Figure dataset records:
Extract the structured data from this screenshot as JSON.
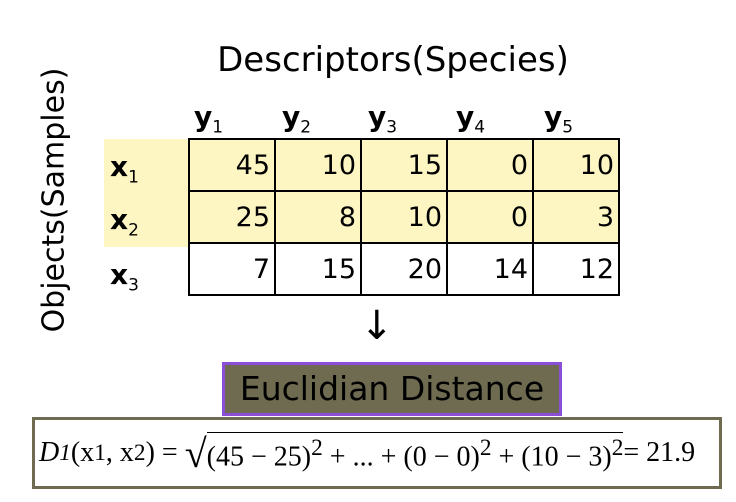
{
  "title": "Descriptors(Species)",
  "side_label": "Objects(Samples)",
  "columns": [
    {
      "base": "y",
      "sub": "1"
    },
    {
      "base": "y",
      "sub": "2"
    },
    {
      "base": "y",
      "sub": "3"
    },
    {
      "base": "y",
      "sub": "4"
    },
    {
      "base": "y",
      "sub": "5"
    }
  ],
  "rows": [
    {
      "base": "x",
      "sub": "1",
      "values": [
        "45",
        "10",
        "15",
        "0",
        "10"
      ]
    },
    {
      "base": "x",
      "sub": "2",
      "values": [
        "25",
        "8",
        "10",
        "0",
        "3"
      ]
    },
    {
      "base": "x",
      "sub": "3",
      "values": [
        "7",
        "15",
        "20",
        "14",
        "12"
      ]
    }
  ],
  "arrow": "↓",
  "method": "Euclidian Distance",
  "formula": {
    "lhs_D": "D",
    "lhs_sub": "1",
    "lhs_args": "(x",
    "lhs_args_sub1": "1",
    "lhs_comma": ", x",
    "lhs_args_sub2": "2",
    "lhs_close": ") =",
    "root": "√",
    "term1": "(45 − 25)",
    "exp1": "2",
    "mid": " + ... + (0 − 0)",
    "exp2": "2",
    "term3": " + (10 − 3)",
    "exp3": "2",
    "result": " = 21.9"
  },
  "colors": {
    "highlight": "#fdf6c3",
    "method_bg": "#6e6b50",
    "method_border": "#8a4fd6",
    "formula_border": "#6e6b50"
  }
}
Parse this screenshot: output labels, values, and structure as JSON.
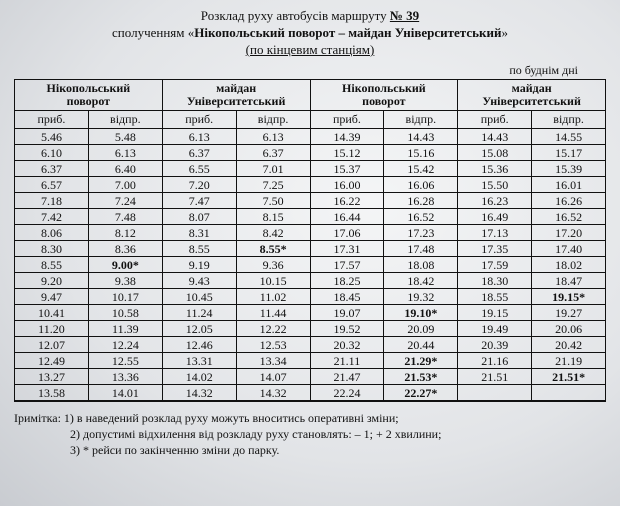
{
  "title": {
    "line1_a": "Розклад руху автобусів маршруту ",
    "line1_route": "№ 39",
    "line2_a": "сполученням «",
    "line2_b": "Нікопольський  поворот – майдан Університетський",
    "line2_c": "»",
    "line3": "(по кінцевим станціям)"
  },
  "weekday_label": "по буднім дні",
  "col_arr": "приб.",
  "col_dep": "відпр.",
  "blocks": [
    {
      "header": "Нікопольський\nповорот",
      "rows": [
        [
          "5.46",
          "5.48"
        ],
        [
          "6.10",
          "6.13"
        ],
        [
          "6.37",
          "6.40"
        ],
        [
          "6.57",
          "7.00"
        ],
        [
          "7.18",
          "7.24"
        ],
        [
          "7.42",
          "7.48"
        ],
        [
          "8.06",
          "8.12"
        ],
        [
          "8.30",
          "8.36"
        ],
        [
          "8.55",
          "9.00*",
          "",
          "bold"
        ],
        [
          "9.20",
          "9.38"
        ],
        [
          "9.47",
          "10.17"
        ],
        [
          "10.41",
          "10.58"
        ],
        [
          "11.20",
          "11.39"
        ],
        [
          "12.07",
          "12.24"
        ],
        [
          "12.49",
          "12.55"
        ],
        [
          "13.27",
          "13.36"
        ],
        [
          "13.58",
          "14.01"
        ]
      ]
    },
    {
      "header": "майдан\nУніверситетський",
      "rows": [
        [
          "6.13",
          "6.13"
        ],
        [
          "6.37",
          "6.37"
        ],
        [
          "6.55",
          "7.01"
        ],
        [
          "7.20",
          "7.25"
        ],
        [
          "7.47",
          "7.50"
        ],
        [
          "8.07",
          "8.15"
        ],
        [
          "8.31",
          "8.42"
        ],
        [
          "8.55",
          "8.55*",
          "",
          "bold"
        ],
        [
          "9.19",
          "9.36"
        ],
        [
          "9.43",
          "10.15"
        ],
        [
          "10.45",
          "11.02"
        ],
        [
          "11.24",
          "11.44"
        ],
        [
          "12.05",
          "12.22"
        ],
        [
          "12.46",
          "12.53"
        ],
        [
          "13.31",
          "13.34"
        ],
        [
          "14.02",
          "14.07"
        ],
        [
          "14.32",
          "14.32"
        ]
      ]
    },
    {
      "header": "Нікопольський\nповорот",
      "rows": [
        [
          "14.39",
          "14.43"
        ],
        [
          "15.12",
          "15.16"
        ],
        [
          "15.37",
          "15.42"
        ],
        [
          "16.00",
          "16.06"
        ],
        [
          "16.22",
          "16.28"
        ],
        [
          "16.44",
          "16.52"
        ],
        [
          "17.06",
          "17.23"
        ],
        [
          "17.31",
          "17.48"
        ],
        [
          "17.57",
          "18.08"
        ],
        [
          "18.25",
          "18.42"
        ],
        [
          "18.45",
          "19.32"
        ],
        [
          "19.07",
          "19.10*",
          "",
          "bold"
        ],
        [
          "19.52",
          "20.09"
        ],
        [
          "20.32",
          "20.44"
        ],
        [
          "21.11",
          "21.29*",
          "",
          "bold"
        ],
        [
          "21.47",
          "21.53*",
          "",
          "bold"
        ],
        [
          "22.24",
          "22.27*",
          "",
          "bold"
        ]
      ]
    },
    {
      "header": "майдан\nУніверситетський",
      "rows": [
        [
          "14.43",
          "14.55"
        ],
        [
          "15.08",
          "15.17"
        ],
        [
          "15.36",
          "15.39"
        ],
        [
          "15.50",
          "16.01"
        ],
        [
          "16.23",
          "16.26"
        ],
        [
          "16.49",
          "16.52"
        ],
        [
          "17.13",
          "17.20"
        ],
        [
          "17.35",
          "17.40"
        ],
        [
          "17.59",
          "18.02"
        ],
        [
          "18.30",
          "18.47"
        ],
        [
          "18.55",
          "19.15*",
          "",
          "bold"
        ],
        [
          "19.15",
          "19.27"
        ],
        [
          "19.49",
          "20.06"
        ],
        [
          "20.39",
          "20.42"
        ],
        [
          "21.16",
          "21.19"
        ],
        [
          "21.51",
          "21.51*",
          "",
          "bold"
        ],
        [
          "",
          ""
        ]
      ]
    }
  ],
  "notes": {
    "lead": "Іримітка:",
    "n1": "1) в наведений розклад руху можуть вноситись оперативні зміни;",
    "n2": "2) допустимі відхилення від розкладу руху становлять:  – 1;  + 2 хвилини;",
    "n3": "3) * рейси по закінченню зміни до парку."
  },
  "style": {
    "border_color": "#111111",
    "bg_center": "#f4f5f6",
    "bg_edge": "#c9ccd1",
    "font": "Times New Roman"
  }
}
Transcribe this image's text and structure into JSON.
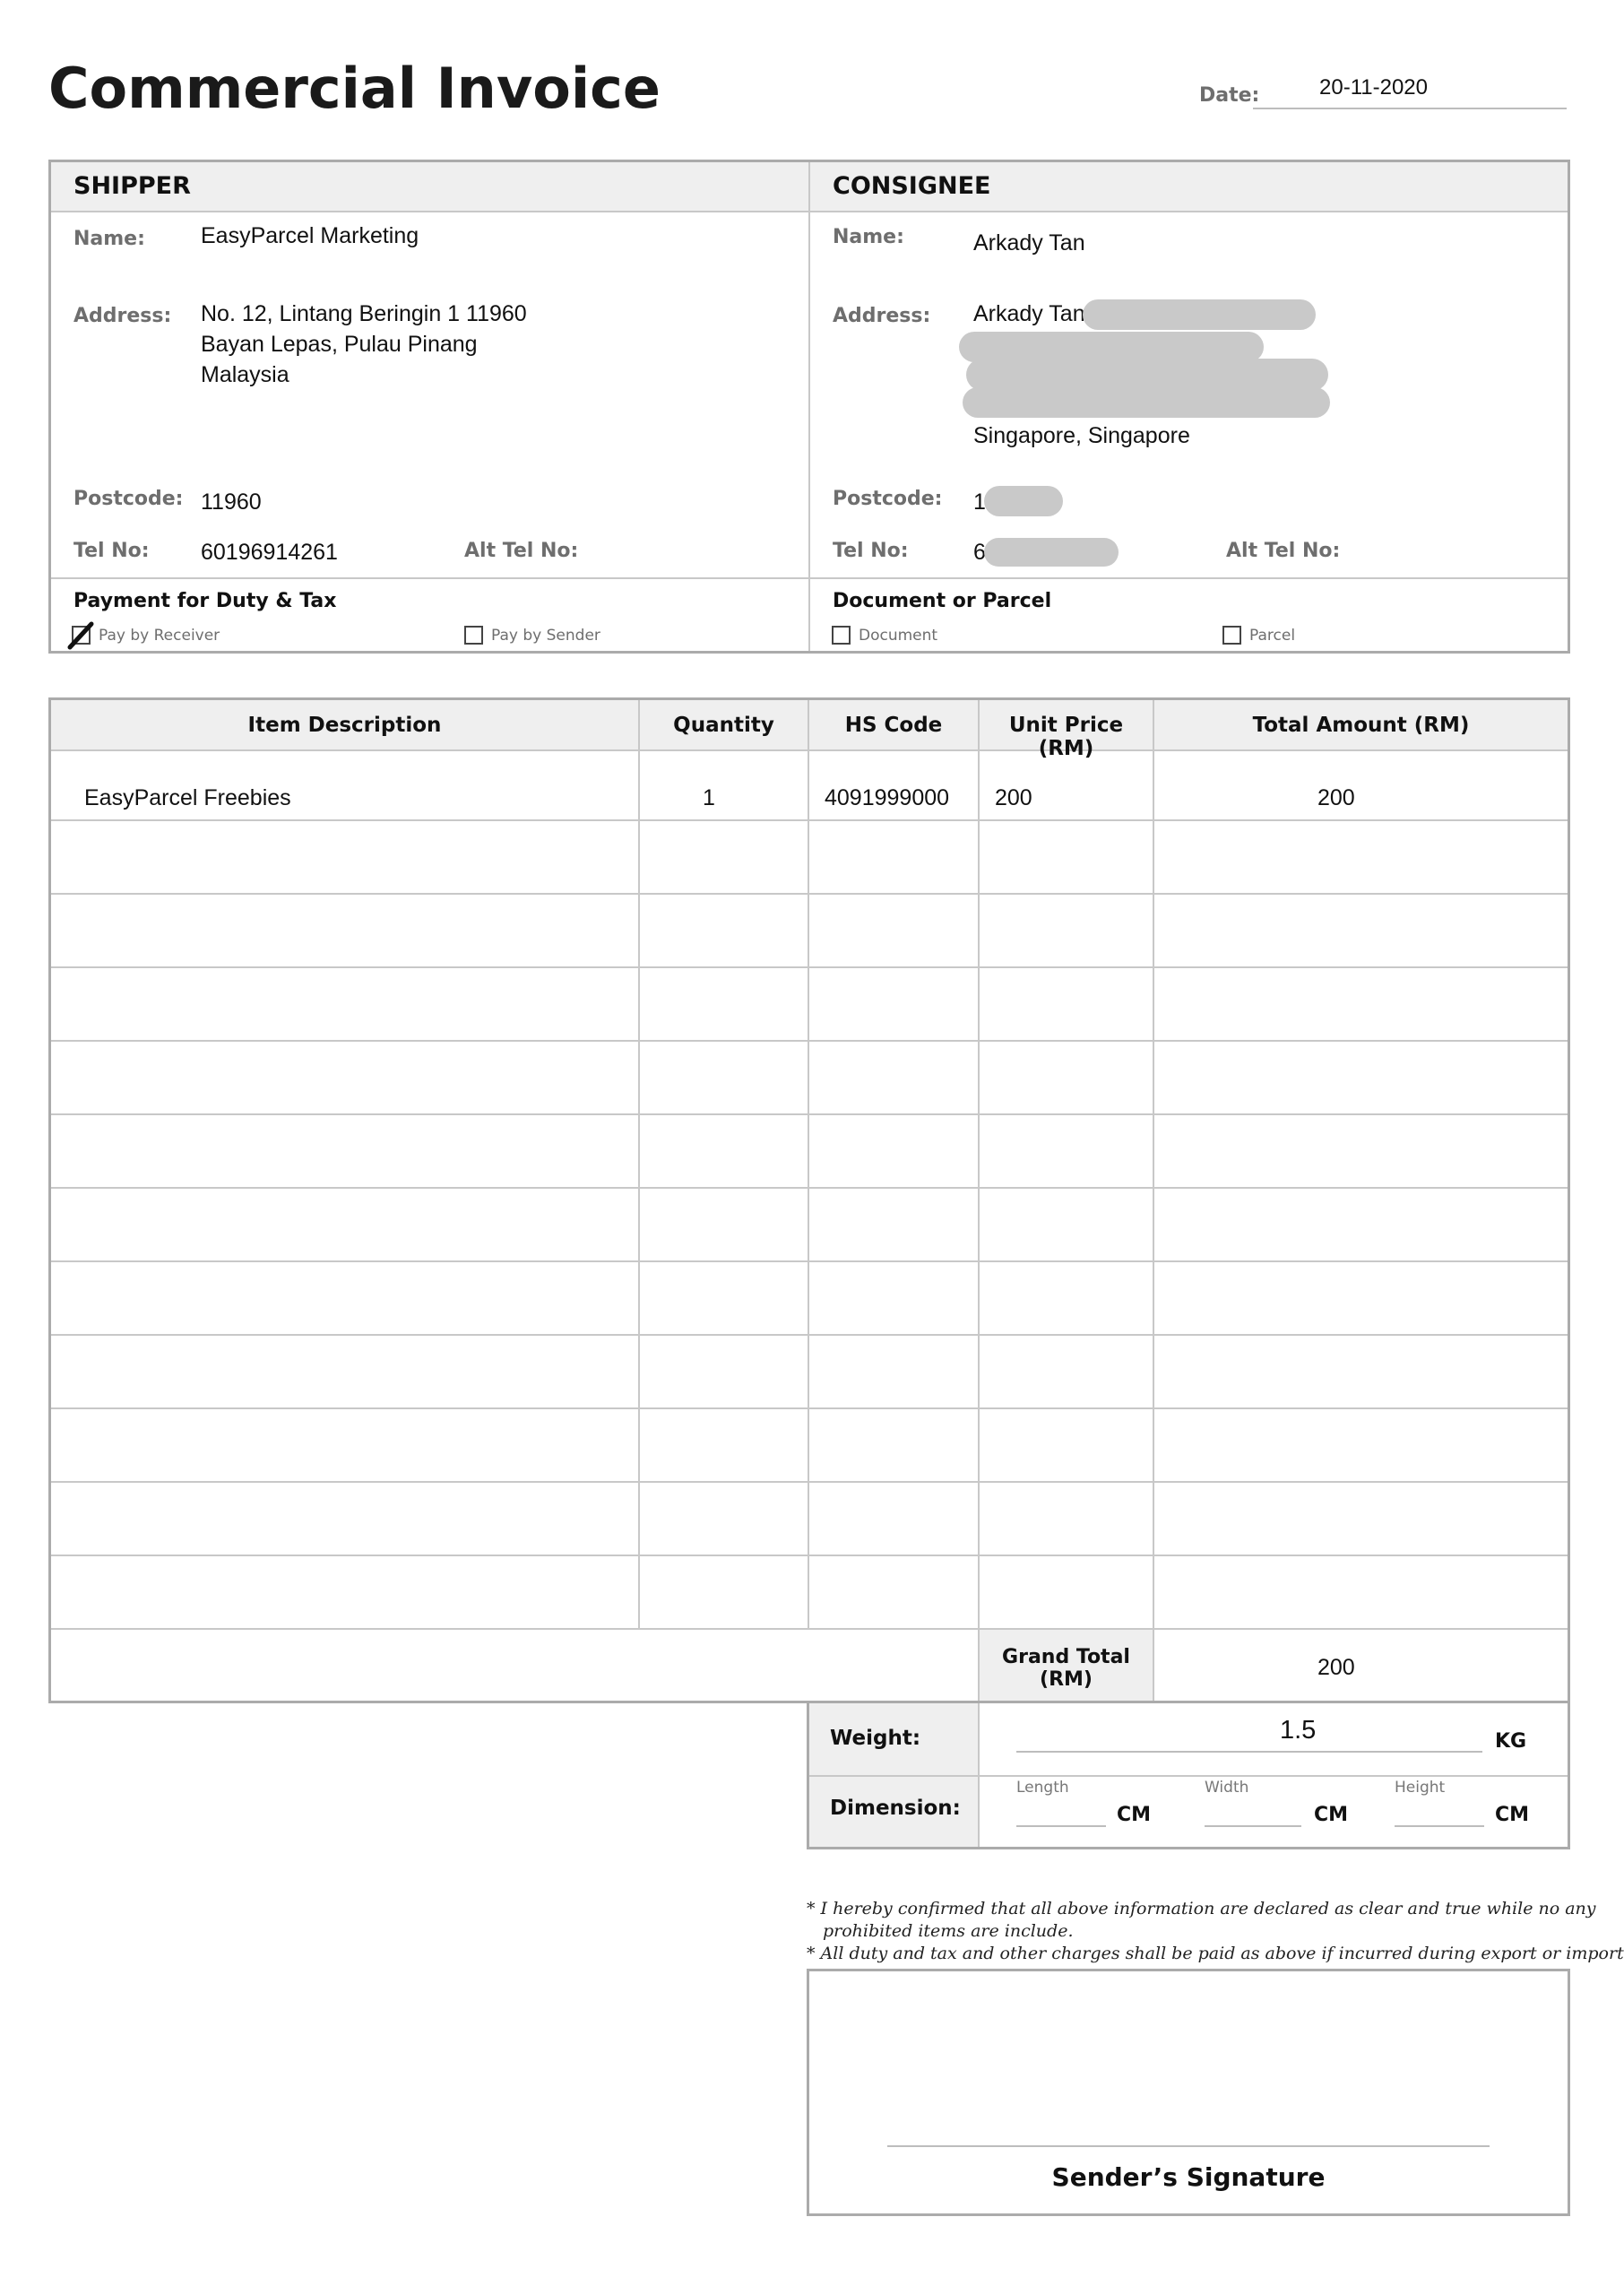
{
  "title": "Commercial Invoice",
  "date": {
    "label": "Date:",
    "value": "20-11-2020"
  },
  "shipper": {
    "header": "SHIPPER",
    "name_label": "Name:",
    "name": "EasyParcel Marketing",
    "address_label": "Address:",
    "address_lines": [
      "No. 12, Lintang Beringin 1 11960",
      "Bayan Lepas, Pulau Pinang",
      "Malaysia"
    ],
    "postcode_label": "Postcode:",
    "postcode": "11960",
    "tel_label": "Tel No:",
    "tel": "60196914261",
    "alt_tel_label": "Alt Tel No:"
  },
  "consignee": {
    "header": "CONSIGNEE",
    "name_label": "Name:",
    "name": "Arkady Tan",
    "address_label": "Address:",
    "address_first": "Arkady Tan",
    "address_last": "Singapore,   Singapore",
    "postcode_label": "Postcode:",
    "postcode_partial": "1",
    "tel_label": "Tel No:",
    "tel_partial": "6",
    "alt_tel_label": "Alt Tel No:"
  },
  "payment": {
    "header": "Payment for Duty & Tax",
    "option_receiver": "Pay by Receiver",
    "option_sender": "Pay by Sender",
    "selected": "Pay by Receiver"
  },
  "doc_type": {
    "header": "Document or Parcel",
    "option_document": "Document",
    "option_parcel": "Parcel"
  },
  "items": {
    "columns": [
      "Item Description",
      "Quantity",
      "HS Code",
      "Unit Price (RM)",
      "Total Amount (RM)"
    ],
    "rows": [
      {
        "description": "EasyParcel Freebies",
        "quantity": "1",
        "hs_code": "4091999000",
        "unit_price": "200",
        "total": "200"
      }
    ],
    "grand_total_label": "Grand Total (RM)",
    "grand_total": "200"
  },
  "shipment": {
    "weight_label": "Weight:",
    "weight": "1.5",
    "weight_unit": "KG",
    "dimension_label": "Dimension:",
    "length_label": "Length",
    "width_label": "Width",
    "height_label": "Height",
    "unit": "CM"
  },
  "declaration": {
    "line1": "* I hereby confirmed that all above information are declared as clear and true while no any",
    "line2": "prohibited items are include.",
    "line3": "* All duty and tax and other charges shall be paid as above if incurred during export or import."
  },
  "signature_label": "Sender’s Signature"
}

### Work to be completed
Find all lines with "Receiver" in them and copy each one.

### Reply to the task
    "option_receiver": "Pay by Receiver",
    "selected": "Pay by Receiver"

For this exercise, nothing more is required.